**Excerpt:**
━━━━━━━━━━━━━━━━

John Eastman concedes that he and DJT were trying to overthrow the government

NOTE: I added material taken directly from the interview to this post so that people can see what Eastman said in his own words.

This is worth a stand alone post. Talking Points Memo published comments by John Eastman, a key architect of the 1/6 coup attempt. Eastman is a central figure in fomenting treason on 1/6. TPM writes:
John Eastman Comes Clean: Hell Yes 
We Were Trying to Overthrow the Government

I want to return to this revelatory interview with co-conspirator John Eastman, the last portion of which was published Thursday by Tom Klingenstein, the Chairman of the Trumpite Claremont Institute and then highlighted by our Josh Kovensky. There’s a lot of atmospherics in this interview, a lot of bookshelf-lined tweedy gentility mixed with complaints about OSHA regulations and Drag Queen story hours. But the central bit comes just over half way through the interview when Eastman gets into the core justification and purpose for trying to overturn the results of the 2020 election and overthrow the constitutional order itself. He invokes the Declaration of Independence and says quite clearly that yes, we were trying to overthrow the government and argues that they were justified because of the sheer existential threat America was under because of the election of Joe Biden.

━━━━━━━━━━━━━━━━

**Provided material:**
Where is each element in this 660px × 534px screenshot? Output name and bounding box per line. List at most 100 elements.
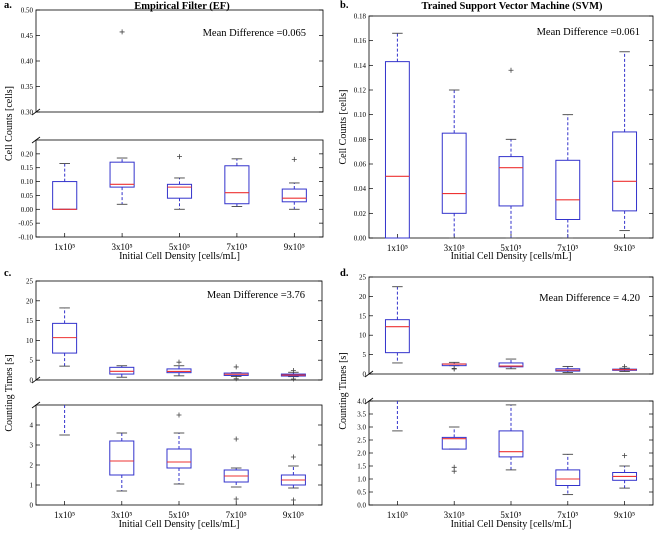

━━━━━━━━━━━━━━━━

**Written exercise A:**
Please explain, in one to three sentences, why the author of the post about John Eastman's interview added material taken from that interview.
**Written exercise B:**
Carry on the post about John Eastman's interview, picking up after its last sentence.

**Exercise answer A:**
The author added material taken directly from the interview so that people could see what Eastman said in his own words.

**Exercise answer B:**
January 6th conspirators have spent more than two years claiming either that nothing really happened at all in the weeks leading up to January 6th or that it was just a peaceful protest that got a bit out of hand or that they were just making a good faith effort to follow the legal process. Eastman cuts through all of this and makes clear they were trying to overthrow (“abolish”) the government; they were justified in doing so; and the warrant for their actions is none other than the Declaration of Independence itself.

“Our Founders lay this case out,” says Eastman. “There’s actually a provision in the Declaration of Independence that a people will suffer abuses while they remain sufferable, tolerable while they remain tolerable. At some point abuses become so intolerable that it becomes not only their right but their duty to alter or abolish the existing government.”

The Declaration of Independence has no legal force under American law. It’s not a legal document. It’s a public explanation of a political decision: to break the colonies’ allegiance to Great Britain and form a new country. But it contains a number of claims and principles that became and remain central to American political life.

The one Eastman invokes here is the right to overthrow governments. The claim is that governments have no legitimacy or authority beyond their ability to serve the governed. Governments shouldn’t be overthrown over minor or transitory concerns. But when they become truly oppressive people have a right to get rid of them and start over.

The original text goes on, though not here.